▶ [Short problem]: Copy out each line in the material below that has the word "suis".

▶ [Records supplied]:
──────

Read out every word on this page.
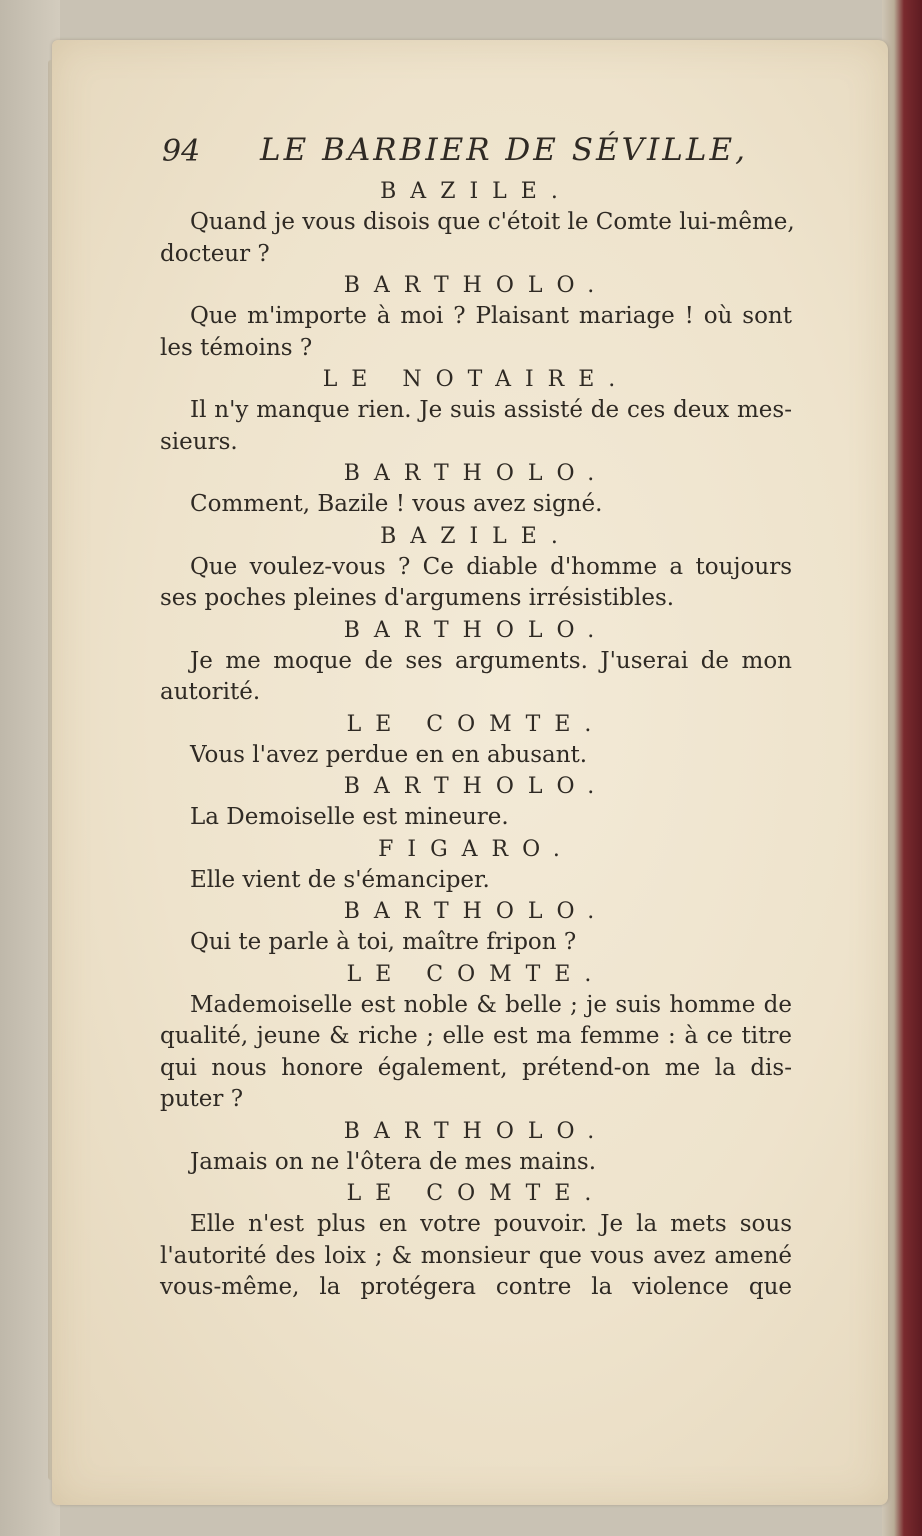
94 LE BARBIER DE SÉVILLE,
BAZILE.
Quand je vous disois que c'étoit le Comte lui-même,
docteur ?
BARTHOLO.
Que m'importe à moi ? Plaisant mariage ! où sont
les témoins ?
LE NOTAIRE.
Il n'y manque rien. Je suis assisté de ces deux mes-
sieurs.
BARTHOLO.
Comment, Bazile ! vous avez signé.
BAZILE.
Que voulez-vous ? Ce diable d'homme a toujours
ses poches pleines d'argumens irrésistibles.
BARTHOLO.
Je me moque de ses arguments. J'userai de mon
autorité.
LE COMTE.
Vous l'avez perdue en en abusant.
BARTHOLO.
La Demoiselle est mineure.
FIGARO.
Elle vient de s'émanciper.
BARTHOLO.
Qui te parle à toi, maître fripon ?
LE COMTE.
Mademoiselle est noble & belle ; je suis homme de
qualité, jeune & riche ; elle est ma femme : à ce titre
qui nous honore également, prétend-on me la dis-
puter ?
BARTHOLO.
Jamais on ne l'ôtera de mes mains.
LE COMTE.
Elle n'est plus en votre pouvoir. Je la mets sous
l'autorité des loix ; & monsieur que vous avez amené
vous-même, la protégera contre la violence que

──────

▶ [Expected output]:
Il n'y manque rien. Je suis assisté de ces deux mes-
Mademoiselle est noble & belle ; je suis homme de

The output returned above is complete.